──────── Data provided

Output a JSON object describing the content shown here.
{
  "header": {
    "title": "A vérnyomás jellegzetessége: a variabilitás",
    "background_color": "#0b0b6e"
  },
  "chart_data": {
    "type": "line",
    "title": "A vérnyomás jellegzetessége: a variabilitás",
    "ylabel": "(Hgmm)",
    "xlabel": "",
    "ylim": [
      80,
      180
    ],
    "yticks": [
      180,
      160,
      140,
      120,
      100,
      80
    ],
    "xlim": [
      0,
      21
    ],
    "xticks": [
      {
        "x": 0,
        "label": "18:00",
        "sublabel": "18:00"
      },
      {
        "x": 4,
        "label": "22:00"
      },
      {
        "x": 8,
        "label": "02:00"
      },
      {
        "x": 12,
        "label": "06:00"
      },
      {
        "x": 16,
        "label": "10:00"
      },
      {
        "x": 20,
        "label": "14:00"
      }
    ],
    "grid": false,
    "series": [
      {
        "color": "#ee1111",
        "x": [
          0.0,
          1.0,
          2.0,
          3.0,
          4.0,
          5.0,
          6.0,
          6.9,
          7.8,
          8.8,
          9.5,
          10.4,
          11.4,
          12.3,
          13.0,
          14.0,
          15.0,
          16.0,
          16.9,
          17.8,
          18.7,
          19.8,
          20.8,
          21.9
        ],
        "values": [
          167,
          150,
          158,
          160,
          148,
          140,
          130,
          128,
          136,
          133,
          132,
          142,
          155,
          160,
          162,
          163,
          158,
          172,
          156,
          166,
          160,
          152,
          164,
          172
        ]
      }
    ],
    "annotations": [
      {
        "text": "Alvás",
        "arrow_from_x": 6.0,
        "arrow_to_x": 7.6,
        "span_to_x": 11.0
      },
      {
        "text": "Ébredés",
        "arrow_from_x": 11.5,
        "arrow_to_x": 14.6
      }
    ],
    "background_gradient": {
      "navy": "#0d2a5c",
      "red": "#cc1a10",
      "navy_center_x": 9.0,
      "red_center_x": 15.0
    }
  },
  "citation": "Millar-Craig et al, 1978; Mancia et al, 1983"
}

────────────────

» Brief
Repeat the records above exactly, leaving none out.

» Result
Output a JSON object describing the content shown here.
{
  "header": {
    "title": "A vérnyomás jellegzetessége: a variabilitás",
    "background_color": "#0b0b6e"
  },
  "chart_data": {
    "type": "line",
    "title": "A vérnyomás jellegzetessége: a variabilitás",
    "ylabel": "(Hgmm)",
    "xlabel": "",
    "ylim": [
      80,
      180
    ],
    "yticks": [
      180,
      160,
      140,
      120,
      100,
      80
    ],
    "xlim": [
      0,
      21
    ],
    "xticks": [
      {
        "x": 0,
        "label": "18:00",
        "sublabel": "18:00"
      },
      {
        "x": 4,
        "label": "22:00"
      },
      {
        "x": 8,
        "label": "02:00"
      },
      {
        "x": 12,
        "label": "06:00"
      },
      {
        "x": 16,
        "label": "10:00"
      },
      {
        "x": 20,
        "label": "14:00"
      }
    ],
    "grid": false,
    "series": [
      {
        "color": "#ee1111",
        "x": [
          0.0,
          1.0,
          2.0,
          3.0,
          4.0,
          5.0,
          6.0,
          6.9,
          7.8,
          8.8,
          9.5,
          10.4,
          11.4,
          12.3,
          13.0,
          14.0,
          15.0,
          16.0,
          16.9,
          17.8,
          18.7,
          19.8,
          20.8,
          21.9
        ],
        "values": [
          167,
          150,
          158,
          160,
          148,
          140,
          130,
          128,
          136,
          133,
          132,
          142,
          155,
          160,
          162,
          163,
          158,
          172,
          156,
          166,
          160,
          152,
          164,
          172
        ]
      }
    ],
    "annotations": [
      {
        "text": "Alvás",
        "arrow_from_x": 6.0,
        "arrow_to_x": 7.6,
        "span_to_x": 11.0
      },
      {
        "text": "Ébredés",
        "arrow_from_x": 11.5,
        "arrow_to_x": 14.6
      }
    ],
    "background_gradient": {
      "navy": "#0d2a5c",
      "red": "#cc1a10",
      "navy_center_x": 9.0,
      "red_center_x": 15.0
    }
  },
  "citation": "Millar-Craig et al, 1978; Mancia et al, 1983"
}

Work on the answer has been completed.